● Objective:
Every record that follows should be printed verbatim.

Collected data
------
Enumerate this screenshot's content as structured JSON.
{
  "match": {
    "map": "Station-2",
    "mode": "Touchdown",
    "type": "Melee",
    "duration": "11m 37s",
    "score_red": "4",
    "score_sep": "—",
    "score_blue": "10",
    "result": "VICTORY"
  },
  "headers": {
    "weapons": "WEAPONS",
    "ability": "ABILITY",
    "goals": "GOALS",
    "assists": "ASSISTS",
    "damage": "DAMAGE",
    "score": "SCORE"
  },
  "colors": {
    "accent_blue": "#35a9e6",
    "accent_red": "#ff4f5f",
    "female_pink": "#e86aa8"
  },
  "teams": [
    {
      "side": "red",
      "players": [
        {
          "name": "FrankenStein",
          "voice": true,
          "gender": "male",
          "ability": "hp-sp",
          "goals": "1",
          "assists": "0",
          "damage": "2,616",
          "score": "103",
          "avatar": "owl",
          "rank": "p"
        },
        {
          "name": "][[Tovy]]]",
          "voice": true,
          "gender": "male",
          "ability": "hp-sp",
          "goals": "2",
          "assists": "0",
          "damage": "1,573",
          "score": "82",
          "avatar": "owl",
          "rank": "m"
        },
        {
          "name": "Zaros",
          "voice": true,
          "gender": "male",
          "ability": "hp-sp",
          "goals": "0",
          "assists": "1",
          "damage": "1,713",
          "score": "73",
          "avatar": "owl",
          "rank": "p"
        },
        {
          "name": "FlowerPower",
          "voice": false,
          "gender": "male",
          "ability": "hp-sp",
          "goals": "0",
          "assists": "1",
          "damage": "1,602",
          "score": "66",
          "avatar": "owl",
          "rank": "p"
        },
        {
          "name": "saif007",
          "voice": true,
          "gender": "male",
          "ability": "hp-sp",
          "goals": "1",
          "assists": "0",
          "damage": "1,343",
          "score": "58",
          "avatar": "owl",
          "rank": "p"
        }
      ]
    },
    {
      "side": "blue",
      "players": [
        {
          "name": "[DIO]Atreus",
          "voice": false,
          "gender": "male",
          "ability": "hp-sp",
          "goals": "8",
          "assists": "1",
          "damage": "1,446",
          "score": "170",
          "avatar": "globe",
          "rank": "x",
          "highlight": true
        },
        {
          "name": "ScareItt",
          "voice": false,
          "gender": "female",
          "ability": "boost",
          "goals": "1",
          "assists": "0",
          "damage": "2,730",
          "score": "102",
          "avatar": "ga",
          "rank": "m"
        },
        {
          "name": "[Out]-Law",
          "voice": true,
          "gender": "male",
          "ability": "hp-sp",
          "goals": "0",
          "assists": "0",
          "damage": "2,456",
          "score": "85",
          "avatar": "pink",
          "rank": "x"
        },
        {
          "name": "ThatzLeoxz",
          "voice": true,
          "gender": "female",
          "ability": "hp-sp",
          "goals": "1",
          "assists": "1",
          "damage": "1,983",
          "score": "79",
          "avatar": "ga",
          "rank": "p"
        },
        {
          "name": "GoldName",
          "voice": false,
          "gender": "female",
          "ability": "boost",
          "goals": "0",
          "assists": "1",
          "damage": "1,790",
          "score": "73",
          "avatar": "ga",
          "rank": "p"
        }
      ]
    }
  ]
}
------
● Task answer:
Enumerate this screenshot's content as structured JSON.
{
  "match": {
    "map": "Station-2",
    "mode": "Touchdown",
    "type": "Melee",
    "duration": "11m 37s",
    "score_red": "4",
    "score_sep": "—",
    "score_blue": "10",
    "result": "VICTORY"
  },
  "headers": {
    "weapons": "WEAPONS",
    "ability": "ABILITY",
    "goals": "GOALS",
    "assists": "ASSISTS",
    "damage": "DAMAGE",
    "score": "SCORE"
  },
  "colors": {
    "accent_blue": "#35a9e6",
    "accent_red": "#ff4f5f",
    "female_pink": "#e86aa8"
  },
  "teams": [
    {
      "side": "red",
      "players": [
        {
          "name": "FrankenStein",
          "voice": true,
          "gender": "male",
          "ability": "hp-sp",
          "goals": "1",
          "assists": "0",
          "damage": "2,616",
          "score": "103",
          "avatar": "owl",
          "rank": "p"
        },
        {
          "name": "][[Tovy]]]",
          "voice": true,
          "gender": "male",
          "ability": "hp-sp",
          "goals": "2",
          "assists": "0",
          "damage": "1,573",
          "score": "82",
          "avatar": "owl",
          "rank": "m"
        },
        {
          "name": "Zaros",
          "voice": true,
          "gender": "male",
          "ability": "hp-sp",
          "goals": "0",
          "assists": "1",
          "damage": "1,713",
          "score": "73",
          "avatar": "owl",
          "rank": "p"
        },
        {
          "name": "FlowerPower",
          "voice": false,
          "gender": "male",
          "ability": "hp-sp",
          "goals": "0",
          "assists": "1",
          "damage": "1,602",
          "score": "66",
          "avatar": "owl",
          "rank": "p"
        },
        {
          "name": "saif007",
          "voice": true,
          "gender": "male",
          "ability": "hp-sp",
          "goals": "1",
          "assists": "0",
          "damage": "1,343",
          "score": "58",
          "avatar": "owl",
          "rank": "p"
        }
      ]
    },
    {
      "side": "blue",
      "players": [
        {
          "name": "[DIO]Atreus",
          "voice": false,
          "gender": "male",
          "ability": "hp-sp",
          "goals": "8",
          "assists": "1",
          "damage": "1,446",
          "score": "170",
          "avatar": "globe",
          "rank": "x",
          "highlight": true
        },
        {
          "name": "ScareItt",
          "voice": false,
          "gender": "female",
          "ability": "boost",
          "goals": "1",
          "assists": "0",
          "damage": "2,730",
          "score": "102",
          "avatar": "ga",
          "rank": "m"
        },
        {
          "name": "[Out]-Law",
          "voice": true,
          "gender": "male",
          "ability": "hp-sp",
          "goals": "0",
          "assists": "0",
          "damage": "2,456",
          "score": "85",
          "avatar": "pink",
          "rank": "x"
        },
        {
          "name": "ThatzLeoxz",
          "voice": true,
          "gender": "female",
          "ability": "hp-sp",
          "goals": "1",
          "assists": "1",
          "damage": "1,983",
          "score": "79",
          "avatar": "ga",
          "rank": "p"
        },
        {
          "name": "GoldName",
          "voice": false,
          "gender": "female",
          "ability": "boost",
          "goals": "0",
          "assists": "1",
          "damage": "1,790",
          "score": "73",
          "avatar": "ga",
          "rank": "p"
        }
      ]
    }
  ]
}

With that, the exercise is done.